»»

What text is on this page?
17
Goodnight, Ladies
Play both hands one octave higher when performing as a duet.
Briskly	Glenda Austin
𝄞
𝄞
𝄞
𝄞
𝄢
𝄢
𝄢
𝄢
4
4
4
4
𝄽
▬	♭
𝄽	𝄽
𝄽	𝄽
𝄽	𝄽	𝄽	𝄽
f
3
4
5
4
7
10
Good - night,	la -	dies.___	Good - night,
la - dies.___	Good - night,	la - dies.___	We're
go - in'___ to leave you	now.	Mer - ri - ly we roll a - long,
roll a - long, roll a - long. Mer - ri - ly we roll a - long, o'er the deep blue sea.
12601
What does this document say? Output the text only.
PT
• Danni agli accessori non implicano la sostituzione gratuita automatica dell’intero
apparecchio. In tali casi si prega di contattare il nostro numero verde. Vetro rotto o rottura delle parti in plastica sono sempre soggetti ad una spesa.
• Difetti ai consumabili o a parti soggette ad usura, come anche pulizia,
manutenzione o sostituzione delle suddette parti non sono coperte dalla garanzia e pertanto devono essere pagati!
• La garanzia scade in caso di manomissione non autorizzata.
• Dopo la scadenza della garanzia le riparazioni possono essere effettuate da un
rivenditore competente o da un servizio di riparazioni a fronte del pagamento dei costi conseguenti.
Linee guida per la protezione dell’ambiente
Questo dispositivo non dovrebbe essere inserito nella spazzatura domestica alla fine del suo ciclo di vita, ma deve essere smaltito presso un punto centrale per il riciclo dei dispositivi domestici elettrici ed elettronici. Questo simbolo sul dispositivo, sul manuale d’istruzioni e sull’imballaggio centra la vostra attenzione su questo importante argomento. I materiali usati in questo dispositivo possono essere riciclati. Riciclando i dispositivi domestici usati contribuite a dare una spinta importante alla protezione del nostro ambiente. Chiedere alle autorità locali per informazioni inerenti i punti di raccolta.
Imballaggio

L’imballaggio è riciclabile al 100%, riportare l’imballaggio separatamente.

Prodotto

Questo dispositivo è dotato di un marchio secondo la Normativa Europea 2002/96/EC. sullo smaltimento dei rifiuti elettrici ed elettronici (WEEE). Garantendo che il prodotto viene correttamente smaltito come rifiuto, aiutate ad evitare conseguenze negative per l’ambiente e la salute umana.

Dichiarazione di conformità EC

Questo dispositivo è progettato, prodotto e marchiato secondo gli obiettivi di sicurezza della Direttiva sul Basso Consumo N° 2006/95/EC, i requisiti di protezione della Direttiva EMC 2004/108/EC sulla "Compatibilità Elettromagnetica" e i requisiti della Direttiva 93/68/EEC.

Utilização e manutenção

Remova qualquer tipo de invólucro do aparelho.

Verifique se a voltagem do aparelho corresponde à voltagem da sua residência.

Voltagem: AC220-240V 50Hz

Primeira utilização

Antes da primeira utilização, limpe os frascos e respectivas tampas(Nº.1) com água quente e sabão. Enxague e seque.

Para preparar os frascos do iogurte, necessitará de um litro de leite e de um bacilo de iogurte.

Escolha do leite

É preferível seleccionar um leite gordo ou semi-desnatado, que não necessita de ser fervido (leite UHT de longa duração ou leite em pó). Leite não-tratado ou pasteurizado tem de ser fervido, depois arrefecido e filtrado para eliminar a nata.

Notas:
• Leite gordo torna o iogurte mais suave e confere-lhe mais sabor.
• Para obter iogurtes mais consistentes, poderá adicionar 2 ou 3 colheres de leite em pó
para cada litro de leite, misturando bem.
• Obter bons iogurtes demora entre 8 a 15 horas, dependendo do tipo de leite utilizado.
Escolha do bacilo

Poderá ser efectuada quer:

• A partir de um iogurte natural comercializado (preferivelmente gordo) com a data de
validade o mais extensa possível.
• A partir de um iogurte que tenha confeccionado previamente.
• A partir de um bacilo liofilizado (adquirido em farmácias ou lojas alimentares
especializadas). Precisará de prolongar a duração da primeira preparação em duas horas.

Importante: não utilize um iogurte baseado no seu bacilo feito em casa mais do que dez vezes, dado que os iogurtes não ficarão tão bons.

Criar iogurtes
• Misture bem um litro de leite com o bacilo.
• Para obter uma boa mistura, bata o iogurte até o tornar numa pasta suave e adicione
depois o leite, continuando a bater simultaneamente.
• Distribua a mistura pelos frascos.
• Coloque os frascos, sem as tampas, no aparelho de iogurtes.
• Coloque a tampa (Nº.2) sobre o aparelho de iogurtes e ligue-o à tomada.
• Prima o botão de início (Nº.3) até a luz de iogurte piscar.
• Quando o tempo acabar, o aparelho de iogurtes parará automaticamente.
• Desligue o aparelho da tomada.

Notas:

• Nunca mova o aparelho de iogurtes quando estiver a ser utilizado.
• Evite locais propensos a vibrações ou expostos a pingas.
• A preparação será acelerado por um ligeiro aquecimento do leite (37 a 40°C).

««

Stated problem
Extract the data exactly as given.

Output below
What text is on this page?
17
Goodnight, Ladies
Play both hands one octave higher when performing as a duet.
Briskly	Glenda Austin
𝄞
𝄞
𝄞
𝄞
𝄢
𝄢
𝄢
𝄢
4
4
4
4
𝄽
▬	♭
𝄽	𝄽
𝄽	𝄽
𝄽	𝄽	𝄽	𝄽
f
3
4
5
4
7
10
Good - night,	la -	dies.___	Good - night,
la - dies.___	Good - night,	la - dies.___	We're
go - in'___ to leave you	now.	Mer - ri - ly we roll a - long,
roll a - long, roll a - long. Mer - ri - ly we roll a - long, o'er the deep blue sea.
12601
What does this document say? Output the text only.
PT
• Danni agli accessori non implicano la sostituzione gratuita automatica dell’intero
apparecchio. In tali casi si prega di contattare il nostro numero verde. Vetro rotto o rottura delle parti in plastica sono sempre soggetti ad una spesa.
• Difetti ai consumabili o a parti soggette ad usura, come anche pulizia,
manutenzione o sostituzione delle suddette parti non sono coperte dalla garanzia e pertanto devono essere pagati!
• La garanzia scade in caso di manomissione non autorizzata.
• Dopo la scadenza della garanzia le riparazioni possono essere effettuate da un
rivenditore competente o da un servizio di riparazioni a fronte del pagamento dei costi conseguenti.
Linee guida per la protezione dell’ambiente
Questo dispositivo non dovrebbe essere inserito nella spazzatura domestica alla fine del suo ciclo di vita, ma deve essere smaltito presso un punto centrale per il riciclo dei dispositivi domestici elettrici ed elettronici. Questo simbolo sul dispositivo, sul manuale d’istruzioni e sull’imballaggio centra la vostra attenzione su questo importante argomento. I materiali usati in questo dispositivo possono essere riciclati. Riciclando i dispositivi domestici usati contribuite a dare una spinta importante alla protezione del nostro ambiente. Chiedere alle autorità locali per informazioni inerenti i punti di raccolta.
Imballaggio

L’imballaggio è riciclabile al 100%, riportare l’imballaggio separatamente.

Prodotto

Questo dispositivo è dotato di un marchio secondo la Normativa Europea 2002/96/EC. sullo smaltimento dei rifiuti elettrici ed elettronici (WEEE). Garantendo che il prodotto viene correttamente smaltito come rifiuto, aiutate ad evitare conseguenze negative per l’ambiente e la salute umana.

Dichiarazione di conformità EC

Questo dispositivo è progettato, prodotto e marchiato secondo gli obiettivi di sicurezza della Direttiva sul Basso Consumo N° 2006/95/EC, i requisiti di protezione della Direttiva EMC 2004/108/EC sulla "Compatibilità Elettromagnetica" e i requisiti della Direttiva 93/68/EEC.

Utilização e manutenção

Remova qualquer tipo de invólucro do aparelho.

Verifique se a voltagem do aparelho corresponde à voltagem da sua residência.

Voltagem: AC220-240V 50Hz

Primeira utilização

Antes da primeira utilização, limpe os frascos e respectivas tampas(Nº.1) com água quente e sabão. Enxague e seque.

Para preparar os frascos do iogurte, necessitará de um litro de leite e de um bacilo de iogurte.

Escolha do leite

É preferível seleccionar um leite gordo ou semi-desnatado, que não necessita de ser fervido (leite UHT de longa duração ou leite em pó). Leite não-tratado ou pasteurizado tem de ser fervido, depois arrefecido e filtrado para eliminar a nata.

Notas:
• Leite gordo torna o iogurte mais suave e confere-lhe mais sabor.
• Para obter iogurtes mais consistentes, poderá adicionar 2 ou 3 colheres de leite em pó
para cada litro de leite, misturando bem.
• Obter bons iogurtes demora entre 8 a 15 horas, dependendo do tipo de leite utilizado.
Escolha do bacilo

Poderá ser efectuada quer:

• A partir de um iogurte natural comercializado (preferivelmente gordo) com a data de
validade o mais extensa possível.
• A partir de um iogurte que tenha confeccionado previamente.
• A partir de um bacilo liofilizado (adquirido em farmácias ou lojas alimentares
especializadas). Precisará de prolongar a duração da primeira preparação em duas horas.

Importante: não utilize um iogurte baseado no seu bacilo feito em casa mais do que dez vezes, dado que os iogurtes não ficarão tão bons.

Criar iogurtes
• Misture bem um litro de leite com o bacilo.
• Para obter uma boa mistura, bata o iogurte até o tornar numa pasta suave e adicione
depois o leite, continuando a bater simultaneamente.
• Distribua a mistura pelos frascos.
• Coloque os frascos, sem as tampas, no aparelho de iogurtes.
• Coloque a tampa (Nº.2) sobre o aparelho de iogurtes e ligue-o à tomada.
• Prima o botão de início (Nº.3) até a luz de iogurte piscar.
• Quando o tempo acabar, o aparelho de iogurtes parará automaticamente.
• Desligue o aparelho da tomada.

Notas:

• Nunca mova o aparelho de iogurtes quando estiver a ser utilizado.
• Evite locais propensos a vibrações ou expostos a pingas.
• A preparação será acelerado por um ligeiro aquecimento do leite (37 a 40°C).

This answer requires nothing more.